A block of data
-----
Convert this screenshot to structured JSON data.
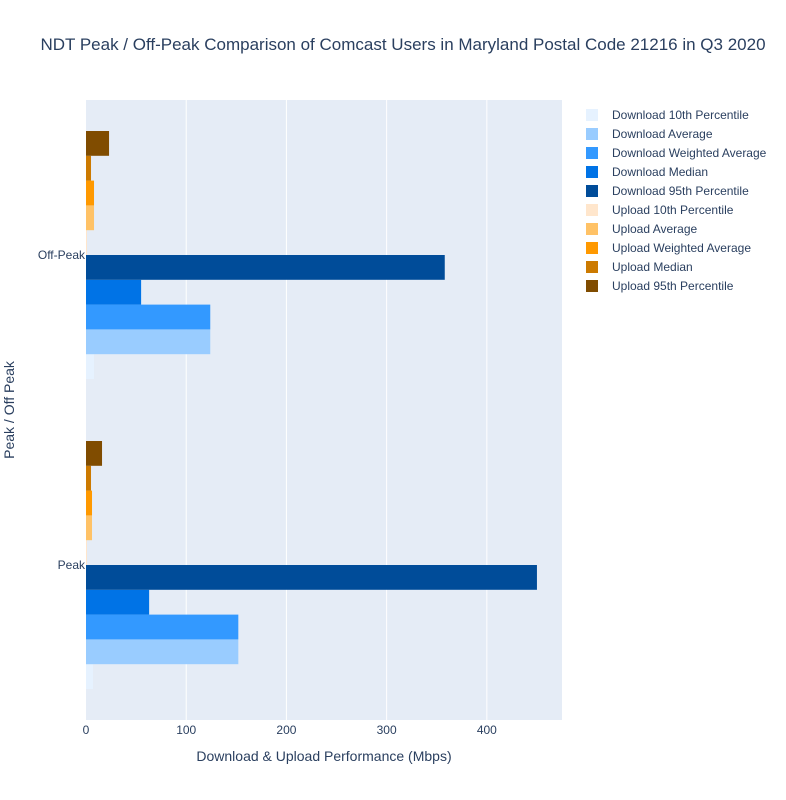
{
  "chart_data": {
    "type": "bar",
    "orientation": "horizontal",
    "title": "NDT Peak / Off-Peak Comparison of Comcast Users in Maryland Postal Code 21216 in Q3 2020",
    "xlabel": "Download & Upload Performance (Mbps)",
    "ylabel": "Peak / Off Peak",
    "categories": [
      "Peak",
      "Off-Peak"
    ],
    "xlim": [
      0,
      475
    ],
    "xticks": [
      0,
      100,
      200,
      300,
      400
    ],
    "grid": true,
    "legend_position": "right",
    "series": [
      {
        "name": "Download 10th Percentile",
        "color": "#e6f2ff",
        "values": [
          7,
          8
        ]
      },
      {
        "name": "Download Average",
        "color": "#99ccff",
        "values": [
          152,
          124
        ]
      },
      {
        "name": "Download Weighted Average",
        "color": "#3399ff",
        "values": [
          152,
          124
        ]
      },
      {
        "name": "Download Median",
        "color": "#0073e6",
        "values": [
          63,
          55
        ]
      },
      {
        "name": "Download 95th Percentile",
        "color": "#004c99",
        "values": [
          450,
          358
        ]
      },
      {
        "name": "Upload 10th Percentile",
        "color": "#ffe6cc",
        "values": [
          1,
          1
        ]
      },
      {
        "name": "Upload Average",
        "color": "#ffc266",
        "values": [
          6,
          8
        ]
      },
      {
        "name": "Upload Weighted Average",
        "color": "#ff9900",
        "values": [
          6,
          8
        ]
      },
      {
        "name": "Upload Median",
        "color": "#cc7a00",
        "values": [
          5,
          5
        ]
      },
      {
        "name": "Upload 95th Percentile",
        "color": "#804c00",
        "values": [
          16,
          23
        ]
      }
    ]
  },
  "colors": {
    "plot_background": "#e5ecf6",
    "grid": "#ffffff",
    "text": "#2a3f5f"
  }
}
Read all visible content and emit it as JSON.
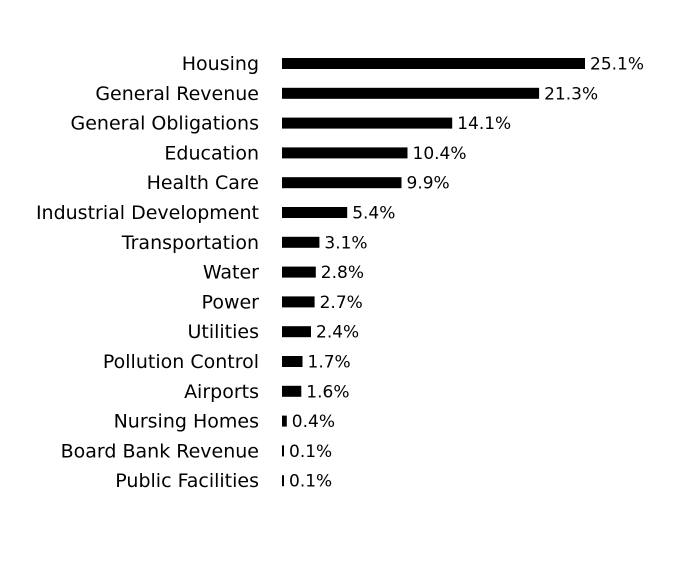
{
  "colors": {
    "bar": "#000000",
    "text": "#000000",
    "background": "#ffffff"
  },
  "chart_data": {
    "type": "bar",
    "orientation": "horizontal",
    "categories": [
      "Housing",
      "General Revenue",
      "General Obligations",
      "Education",
      "Health Care",
      "Industrial Development",
      "Transportation",
      "Water",
      "Power",
      "Utilities",
      "Pollution Control",
      "Airports",
      "Nursing Homes",
      "Board Bank Revenue",
      "Public Facilities"
    ],
    "values": [
      25.1,
      21.3,
      14.1,
      10.4,
      9.9,
      5.4,
      3.1,
      2.8,
      2.7,
      2.4,
      1.7,
      1.6,
      0.4,
      0.1,
      0.1
    ],
    "value_labels": [
      "25.1%",
      "21.3%",
      "14.1%",
      "10.4%",
      "9.9%",
      "5.4%",
      "3.1%",
      "2.8%",
      "2.7%",
      "2.4%",
      "1.7%",
      "1.6%",
      "0.4%",
      "0.1%",
      "0.1%"
    ],
    "xlim": [
      0,
      25.1
    ],
    "grid": false,
    "legend": "none"
  }
}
-----
Excluding pictures, copy exactly the lines from the line containing "Read all visible content and emit it as JSON." through the last line of the data, inclusive.

Read all visible content and emit it as JSON.
{
  "colors": {
    "bar": "#000000",
    "text": "#000000",
    "background": "#ffffff"
  },
  "chart_data": {
    "type": "bar",
    "orientation": "horizontal",
    "categories": [
      "Housing",
      "General Revenue",
      "General Obligations",
      "Education",
      "Health Care",
      "Industrial Development",
      "Transportation",
      "Water",
      "Power",
      "Utilities",
      "Pollution Control",
      "Airports",
      "Nursing Homes",
      "Board Bank Revenue",
      "Public Facilities"
    ],
    "values": [
      25.1,
      21.3,
      14.1,
      10.4,
      9.9,
      5.4,
      3.1,
      2.8,
      2.7,
      2.4,
      1.7,
      1.6,
      0.4,
      0.1,
      0.1
    ],
    "value_labels": [
      "25.1%",
      "21.3%",
      "14.1%",
      "10.4%",
      "9.9%",
      "5.4%",
      "3.1%",
      "2.8%",
      "2.7%",
      "2.4%",
      "1.7%",
      "1.6%",
      "0.4%",
      "0.1%",
      "0.1%"
    ],
    "xlim": [
      0,
      25.1
    ],
    "grid": false,
    "legend": "none"
  }
}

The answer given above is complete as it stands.